- Texte fourni:

Ce qui saute
immédiatement aux yeux, ou du moins dans les premières minutes que
s'y déroule le récit de Titane,
ce sont ses influences. Celles dont la réalisatrice française Julia
Ducournau aurait beau nous faire croire qu'il ne s'agirait que de
coïncidences, pour autant le spectateur ne pourrait se laisser
berner. Combien n'ont cessé de répéter que le Crash
de David Cronenberg était sans doute sa principale source
d'inspiration ? Mais combien ont par contre évoqué John Carpenter ?
Et pourtant, il y a bien dans cet acte d'amour étrange et dérangeant
entre l’héroïne Alexia incarnée par l'actrice Agathe Rousselle
et cet engin doté d'une vie propre, un point commun avec la
proximité entre Arnie et la voiture Christine du chef-d’œuvre
éponyme que réalisa le cinéaste américain John Carpenter près de
quarante ans plus tôt. À cela nous ajouterons Tous
les dieux du ciel
de Quarxx pour son côté ''Freak''
que nous rappellent sans cesse les personnages de Simon Dormel et sa
sœur Estelle qu'interprétaient alors Jean-Luc Couchard et Mélanie
Gaydos, images auxquelles nous renvoient forcément Vincent (Lindon)
et Alexia. Quoi d'autre ? L'accouchement douloureux d'Isabelle
Adjani dans le métro berlinois, scène mythique et traumatisante de
Possession
du réalisateur polonais Andrzej Zulawski tourné en 1981. Et
peut-être, pour finir, à moins que d'ici là d'autres idées ne
viennent en tête du cinéphile qui se cache en certain d'entre nous,
le David Lynch de Lost Highway
et ce curieux transfert d'identité (schizophrénique?) qui s'opérait
en cours de route et qui dans le cas présent est un acte de survie
pour l'une, et un acte d'amour pour l'autre...

- Consigne:
Recopiez un passage de la critique de Titane, en partant des mots qui contiennent « Ce qui saute » et en vous arrêtant après « John Carpenter ? ».

- Listes des régions d'éléments:
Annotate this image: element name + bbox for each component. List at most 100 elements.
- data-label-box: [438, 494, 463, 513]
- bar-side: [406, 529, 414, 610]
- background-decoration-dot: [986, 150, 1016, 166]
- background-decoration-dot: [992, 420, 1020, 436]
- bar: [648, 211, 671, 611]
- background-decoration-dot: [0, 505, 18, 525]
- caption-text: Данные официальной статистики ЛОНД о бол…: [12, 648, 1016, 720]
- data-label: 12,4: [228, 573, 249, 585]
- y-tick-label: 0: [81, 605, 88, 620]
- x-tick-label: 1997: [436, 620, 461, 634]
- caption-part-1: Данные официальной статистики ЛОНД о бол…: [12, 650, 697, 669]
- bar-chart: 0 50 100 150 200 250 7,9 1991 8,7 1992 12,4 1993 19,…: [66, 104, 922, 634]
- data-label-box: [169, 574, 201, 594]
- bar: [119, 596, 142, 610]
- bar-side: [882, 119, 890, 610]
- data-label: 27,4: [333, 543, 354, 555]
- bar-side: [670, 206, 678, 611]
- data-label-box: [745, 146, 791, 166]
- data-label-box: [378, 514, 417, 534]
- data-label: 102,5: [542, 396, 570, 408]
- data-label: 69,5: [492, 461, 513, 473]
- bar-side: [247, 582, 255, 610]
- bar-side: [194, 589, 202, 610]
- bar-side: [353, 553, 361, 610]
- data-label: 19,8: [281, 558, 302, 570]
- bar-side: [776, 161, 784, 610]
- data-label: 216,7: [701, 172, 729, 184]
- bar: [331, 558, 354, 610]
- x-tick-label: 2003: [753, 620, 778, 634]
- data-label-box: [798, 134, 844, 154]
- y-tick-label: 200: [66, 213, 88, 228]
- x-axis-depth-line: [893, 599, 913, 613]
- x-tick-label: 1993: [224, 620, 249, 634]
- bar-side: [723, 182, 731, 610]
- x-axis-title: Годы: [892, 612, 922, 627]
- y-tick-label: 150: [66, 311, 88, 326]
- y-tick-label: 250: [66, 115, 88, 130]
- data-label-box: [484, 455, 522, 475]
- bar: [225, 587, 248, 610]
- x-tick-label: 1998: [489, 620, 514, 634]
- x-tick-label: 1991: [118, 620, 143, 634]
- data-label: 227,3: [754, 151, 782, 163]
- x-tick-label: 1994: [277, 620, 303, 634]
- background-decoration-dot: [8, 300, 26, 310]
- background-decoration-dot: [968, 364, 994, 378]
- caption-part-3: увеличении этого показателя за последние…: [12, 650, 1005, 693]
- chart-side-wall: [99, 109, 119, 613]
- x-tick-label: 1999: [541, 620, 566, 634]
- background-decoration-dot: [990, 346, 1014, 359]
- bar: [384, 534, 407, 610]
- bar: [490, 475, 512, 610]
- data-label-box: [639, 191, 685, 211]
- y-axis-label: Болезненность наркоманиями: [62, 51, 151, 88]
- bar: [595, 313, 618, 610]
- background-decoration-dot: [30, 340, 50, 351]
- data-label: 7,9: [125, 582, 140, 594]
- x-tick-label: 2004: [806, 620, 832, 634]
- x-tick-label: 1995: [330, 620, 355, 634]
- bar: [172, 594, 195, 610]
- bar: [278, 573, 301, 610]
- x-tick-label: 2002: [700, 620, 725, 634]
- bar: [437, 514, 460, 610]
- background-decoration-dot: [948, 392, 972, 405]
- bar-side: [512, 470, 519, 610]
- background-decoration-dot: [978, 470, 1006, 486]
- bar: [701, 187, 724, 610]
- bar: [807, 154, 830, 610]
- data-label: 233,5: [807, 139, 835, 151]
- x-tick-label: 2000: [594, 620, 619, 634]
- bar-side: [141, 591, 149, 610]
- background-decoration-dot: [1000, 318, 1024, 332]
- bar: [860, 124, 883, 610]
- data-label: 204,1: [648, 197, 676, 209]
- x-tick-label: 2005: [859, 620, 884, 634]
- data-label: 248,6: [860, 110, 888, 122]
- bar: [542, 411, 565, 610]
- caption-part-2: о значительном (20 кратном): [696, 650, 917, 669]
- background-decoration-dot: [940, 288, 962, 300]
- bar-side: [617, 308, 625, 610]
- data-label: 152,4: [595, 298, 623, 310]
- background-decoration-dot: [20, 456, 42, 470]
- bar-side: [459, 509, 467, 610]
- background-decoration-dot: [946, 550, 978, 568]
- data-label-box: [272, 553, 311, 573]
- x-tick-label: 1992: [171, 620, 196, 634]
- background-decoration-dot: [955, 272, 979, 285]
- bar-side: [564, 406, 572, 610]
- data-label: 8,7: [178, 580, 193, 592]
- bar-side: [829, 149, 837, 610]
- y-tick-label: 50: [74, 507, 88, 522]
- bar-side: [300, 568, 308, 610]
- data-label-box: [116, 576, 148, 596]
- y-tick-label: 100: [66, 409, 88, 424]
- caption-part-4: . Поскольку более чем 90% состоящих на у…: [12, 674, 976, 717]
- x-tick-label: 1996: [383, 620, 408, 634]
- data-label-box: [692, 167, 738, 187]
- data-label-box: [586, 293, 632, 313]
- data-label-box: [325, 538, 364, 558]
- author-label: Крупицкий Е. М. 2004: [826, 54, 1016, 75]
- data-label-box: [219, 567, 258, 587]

- Solution proposée:
Ce qui saute
immédiatement aux yeux, ou du moins dans les premières minutes que
s'y déroule le récit de Titane,
ce sont ses influences. Celles dont la réalisatrice française Julia
Ducournau aurait beau nous faire croire qu'il ne s'agirait que de
coïncidences, pour autant le spectateur ne pourrait se laisser
berner. Combien n'ont cessé de répéter que le Crash
de David Cronenberg était sans doute sa principale source
d'inspiration ? Mais combien ont par contre évoqué John Carpenter ?